▶ [Objective]: Gather every line holding the string "title".

+++ Exercise materials +++

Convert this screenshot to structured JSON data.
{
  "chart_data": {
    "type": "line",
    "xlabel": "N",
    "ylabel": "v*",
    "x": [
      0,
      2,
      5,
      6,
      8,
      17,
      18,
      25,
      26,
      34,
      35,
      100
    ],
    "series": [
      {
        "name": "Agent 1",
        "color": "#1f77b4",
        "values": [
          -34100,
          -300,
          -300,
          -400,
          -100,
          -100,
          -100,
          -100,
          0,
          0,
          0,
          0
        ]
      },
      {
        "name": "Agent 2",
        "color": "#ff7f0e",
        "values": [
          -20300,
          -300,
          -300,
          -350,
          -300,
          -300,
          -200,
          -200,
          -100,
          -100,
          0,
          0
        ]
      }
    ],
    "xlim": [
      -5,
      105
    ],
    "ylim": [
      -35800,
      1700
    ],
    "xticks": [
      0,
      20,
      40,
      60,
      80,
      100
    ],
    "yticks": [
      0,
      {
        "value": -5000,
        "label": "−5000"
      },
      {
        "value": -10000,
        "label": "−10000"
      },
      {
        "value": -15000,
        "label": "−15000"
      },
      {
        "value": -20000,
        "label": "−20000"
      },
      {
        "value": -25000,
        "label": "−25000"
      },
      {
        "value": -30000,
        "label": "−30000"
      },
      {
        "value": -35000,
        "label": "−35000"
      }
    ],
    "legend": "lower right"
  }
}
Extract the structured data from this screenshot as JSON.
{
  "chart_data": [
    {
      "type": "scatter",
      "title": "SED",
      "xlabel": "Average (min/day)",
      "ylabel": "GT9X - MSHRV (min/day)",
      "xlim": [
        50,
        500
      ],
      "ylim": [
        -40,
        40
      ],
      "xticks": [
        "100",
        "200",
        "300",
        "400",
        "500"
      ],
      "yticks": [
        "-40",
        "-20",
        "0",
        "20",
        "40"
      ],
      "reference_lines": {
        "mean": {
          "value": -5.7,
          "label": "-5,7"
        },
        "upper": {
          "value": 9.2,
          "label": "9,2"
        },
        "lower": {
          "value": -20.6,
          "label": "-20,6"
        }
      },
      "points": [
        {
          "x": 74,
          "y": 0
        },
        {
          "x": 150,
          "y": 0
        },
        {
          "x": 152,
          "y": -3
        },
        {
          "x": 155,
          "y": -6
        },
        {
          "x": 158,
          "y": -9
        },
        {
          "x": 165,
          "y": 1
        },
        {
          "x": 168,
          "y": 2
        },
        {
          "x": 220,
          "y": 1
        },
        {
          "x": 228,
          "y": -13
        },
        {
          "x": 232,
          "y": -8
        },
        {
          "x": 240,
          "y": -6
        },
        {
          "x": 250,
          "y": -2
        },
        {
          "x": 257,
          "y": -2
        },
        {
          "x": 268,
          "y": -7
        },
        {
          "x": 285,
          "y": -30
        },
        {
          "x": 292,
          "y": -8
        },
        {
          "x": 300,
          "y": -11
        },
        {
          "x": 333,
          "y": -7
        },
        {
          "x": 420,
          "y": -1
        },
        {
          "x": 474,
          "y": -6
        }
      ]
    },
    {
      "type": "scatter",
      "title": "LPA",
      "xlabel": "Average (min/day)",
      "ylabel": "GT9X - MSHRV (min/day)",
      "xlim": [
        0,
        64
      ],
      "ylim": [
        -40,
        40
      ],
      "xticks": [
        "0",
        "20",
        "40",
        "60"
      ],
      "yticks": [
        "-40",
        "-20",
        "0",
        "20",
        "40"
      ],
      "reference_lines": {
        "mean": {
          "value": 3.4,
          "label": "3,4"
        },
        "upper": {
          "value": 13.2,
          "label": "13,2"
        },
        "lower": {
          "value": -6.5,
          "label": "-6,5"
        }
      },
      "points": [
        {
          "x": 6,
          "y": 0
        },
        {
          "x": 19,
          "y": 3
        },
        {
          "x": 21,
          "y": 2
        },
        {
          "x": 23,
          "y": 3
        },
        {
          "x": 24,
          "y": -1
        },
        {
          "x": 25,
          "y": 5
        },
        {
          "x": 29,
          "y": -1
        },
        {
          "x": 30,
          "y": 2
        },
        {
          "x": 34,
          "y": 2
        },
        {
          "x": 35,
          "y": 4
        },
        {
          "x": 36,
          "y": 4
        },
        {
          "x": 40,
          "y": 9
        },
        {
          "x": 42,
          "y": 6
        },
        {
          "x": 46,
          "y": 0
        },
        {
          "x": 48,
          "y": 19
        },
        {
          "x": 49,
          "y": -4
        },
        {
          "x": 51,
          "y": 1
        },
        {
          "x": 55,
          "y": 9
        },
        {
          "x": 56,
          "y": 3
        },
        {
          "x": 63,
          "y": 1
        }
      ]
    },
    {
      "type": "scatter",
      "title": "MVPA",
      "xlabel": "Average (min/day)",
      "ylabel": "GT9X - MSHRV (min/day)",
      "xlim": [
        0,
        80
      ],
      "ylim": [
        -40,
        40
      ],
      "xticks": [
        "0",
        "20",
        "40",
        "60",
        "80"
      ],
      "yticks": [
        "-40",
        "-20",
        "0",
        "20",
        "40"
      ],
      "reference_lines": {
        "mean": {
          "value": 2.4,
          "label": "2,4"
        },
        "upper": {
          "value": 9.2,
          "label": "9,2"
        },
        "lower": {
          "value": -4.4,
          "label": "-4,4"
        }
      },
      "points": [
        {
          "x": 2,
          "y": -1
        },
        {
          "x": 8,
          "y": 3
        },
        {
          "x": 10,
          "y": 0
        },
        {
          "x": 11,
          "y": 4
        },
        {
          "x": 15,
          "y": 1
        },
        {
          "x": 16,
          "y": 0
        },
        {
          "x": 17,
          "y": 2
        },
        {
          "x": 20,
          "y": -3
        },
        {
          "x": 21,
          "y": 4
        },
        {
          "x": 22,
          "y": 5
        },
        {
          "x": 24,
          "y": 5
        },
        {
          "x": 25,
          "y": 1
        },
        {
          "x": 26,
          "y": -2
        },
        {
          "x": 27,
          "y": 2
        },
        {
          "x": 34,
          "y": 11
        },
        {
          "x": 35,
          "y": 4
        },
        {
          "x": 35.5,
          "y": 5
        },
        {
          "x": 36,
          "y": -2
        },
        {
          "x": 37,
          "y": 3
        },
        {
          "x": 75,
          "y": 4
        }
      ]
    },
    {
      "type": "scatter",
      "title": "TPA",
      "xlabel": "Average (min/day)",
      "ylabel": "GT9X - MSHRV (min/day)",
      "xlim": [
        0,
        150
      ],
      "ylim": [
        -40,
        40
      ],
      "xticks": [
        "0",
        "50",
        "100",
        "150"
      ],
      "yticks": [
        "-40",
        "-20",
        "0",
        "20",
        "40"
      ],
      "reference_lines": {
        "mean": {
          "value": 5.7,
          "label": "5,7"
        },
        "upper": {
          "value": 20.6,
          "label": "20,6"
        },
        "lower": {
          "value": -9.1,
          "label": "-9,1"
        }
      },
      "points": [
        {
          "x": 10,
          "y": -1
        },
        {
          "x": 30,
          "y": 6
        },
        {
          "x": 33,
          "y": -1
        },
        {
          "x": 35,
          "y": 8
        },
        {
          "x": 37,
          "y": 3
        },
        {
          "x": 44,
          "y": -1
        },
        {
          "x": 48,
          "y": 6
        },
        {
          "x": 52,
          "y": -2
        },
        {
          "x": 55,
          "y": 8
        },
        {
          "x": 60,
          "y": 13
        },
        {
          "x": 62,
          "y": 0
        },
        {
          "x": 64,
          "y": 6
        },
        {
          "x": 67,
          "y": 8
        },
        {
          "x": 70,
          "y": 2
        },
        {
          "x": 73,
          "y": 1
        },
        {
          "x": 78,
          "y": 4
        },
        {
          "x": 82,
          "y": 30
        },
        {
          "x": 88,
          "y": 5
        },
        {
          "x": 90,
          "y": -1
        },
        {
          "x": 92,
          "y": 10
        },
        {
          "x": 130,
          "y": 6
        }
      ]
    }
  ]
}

+++

▶ [Answer below]:
      "title": "SED",
      "title": "LPA",
      "title": "MVPA",
      "title": "TPA",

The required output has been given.